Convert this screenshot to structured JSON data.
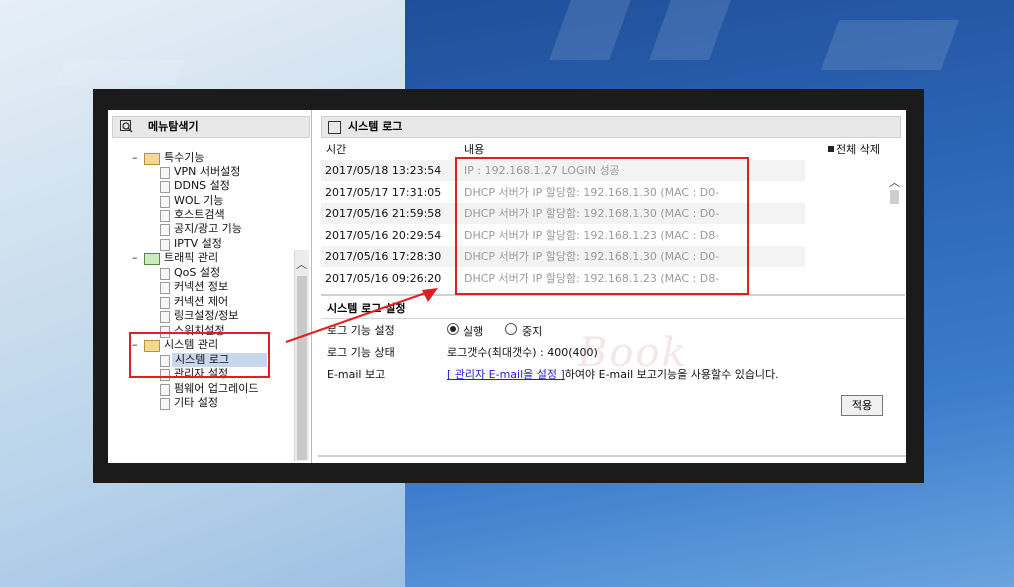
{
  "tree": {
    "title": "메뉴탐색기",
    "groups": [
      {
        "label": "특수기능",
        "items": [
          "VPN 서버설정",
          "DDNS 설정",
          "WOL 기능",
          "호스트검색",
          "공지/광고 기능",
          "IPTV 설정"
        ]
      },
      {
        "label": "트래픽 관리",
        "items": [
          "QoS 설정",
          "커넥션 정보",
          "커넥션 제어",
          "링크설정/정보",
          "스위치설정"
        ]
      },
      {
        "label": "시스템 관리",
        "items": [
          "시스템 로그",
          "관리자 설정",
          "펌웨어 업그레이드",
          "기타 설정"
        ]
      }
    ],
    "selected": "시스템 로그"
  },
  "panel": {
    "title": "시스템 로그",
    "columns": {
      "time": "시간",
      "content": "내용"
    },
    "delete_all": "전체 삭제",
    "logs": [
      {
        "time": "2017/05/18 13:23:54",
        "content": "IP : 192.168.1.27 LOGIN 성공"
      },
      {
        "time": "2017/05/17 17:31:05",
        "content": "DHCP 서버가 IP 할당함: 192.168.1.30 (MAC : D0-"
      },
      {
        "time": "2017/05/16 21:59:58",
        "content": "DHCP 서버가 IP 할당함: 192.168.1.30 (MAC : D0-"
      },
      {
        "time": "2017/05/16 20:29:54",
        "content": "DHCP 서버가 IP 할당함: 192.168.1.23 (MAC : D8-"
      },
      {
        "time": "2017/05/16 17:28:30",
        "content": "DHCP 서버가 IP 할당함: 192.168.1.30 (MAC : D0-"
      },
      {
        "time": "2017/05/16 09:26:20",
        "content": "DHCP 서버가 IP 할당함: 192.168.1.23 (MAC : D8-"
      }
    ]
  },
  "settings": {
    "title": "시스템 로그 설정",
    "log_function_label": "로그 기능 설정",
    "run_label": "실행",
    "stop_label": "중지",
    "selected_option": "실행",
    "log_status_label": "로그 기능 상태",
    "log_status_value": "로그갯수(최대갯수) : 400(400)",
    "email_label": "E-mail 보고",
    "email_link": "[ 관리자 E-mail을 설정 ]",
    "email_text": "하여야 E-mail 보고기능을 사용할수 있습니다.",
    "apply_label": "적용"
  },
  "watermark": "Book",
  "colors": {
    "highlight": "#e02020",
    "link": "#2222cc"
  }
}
+++
DO THIS
Reproduce the material above in full and without alteration, but skip all pictures.

WORKED SOLUTION
Convert this screenshot to structured JSON data.
{
  "tree": {
    "title": "메뉴탐색기",
    "groups": [
      {
        "label": "특수기능",
        "items": [
          "VPN 서버설정",
          "DDNS 설정",
          "WOL 기능",
          "호스트검색",
          "공지/광고 기능",
          "IPTV 설정"
        ]
      },
      {
        "label": "트래픽 관리",
        "items": [
          "QoS 설정",
          "커넥션 정보",
          "커넥션 제어",
          "링크설정/정보",
          "스위치설정"
        ]
      },
      {
        "label": "시스템 관리",
        "items": [
          "시스템 로그",
          "관리자 설정",
          "펌웨어 업그레이드",
          "기타 설정"
        ]
      }
    ],
    "selected": "시스템 로그"
  },
  "panel": {
    "title": "시스템 로그",
    "columns": {
      "time": "시간",
      "content": "내용"
    },
    "delete_all": "전체 삭제",
    "logs": [
      {
        "time": "2017/05/18 13:23:54",
        "content": "IP : 192.168.1.27 LOGIN 성공"
      },
      {
        "time": "2017/05/17 17:31:05",
        "content": "DHCP 서버가 IP 할당함: 192.168.1.30 (MAC : D0-"
      },
      {
        "time": "2017/05/16 21:59:58",
        "content": "DHCP 서버가 IP 할당함: 192.168.1.30 (MAC : D0-"
      },
      {
        "time": "2017/05/16 20:29:54",
        "content": "DHCP 서버가 IP 할당함: 192.168.1.23 (MAC : D8-"
      },
      {
        "time": "2017/05/16 17:28:30",
        "content": "DHCP 서버가 IP 할당함: 192.168.1.30 (MAC : D0-"
      },
      {
        "time": "2017/05/16 09:26:20",
        "content": "DHCP 서버가 IP 할당함: 192.168.1.23 (MAC : D8-"
      }
    ]
  },
  "settings": {
    "title": "시스템 로그 설정",
    "log_function_label": "로그 기능 설정",
    "run_label": "실행",
    "stop_label": "중지",
    "selected_option": "실행",
    "log_status_label": "로그 기능 상태",
    "log_status_value": "로그갯수(최대갯수) : 400(400)",
    "email_label": "E-mail 보고",
    "email_link": "[ 관리자 E-mail을 설정 ]",
    "email_text": "하여야 E-mail 보고기능을 사용할수 있습니다.",
    "apply_label": "적용"
  },
  "watermark": "Book",
  "colors": {
    "highlight": "#e02020",
    "link": "#2222cc"
  }
}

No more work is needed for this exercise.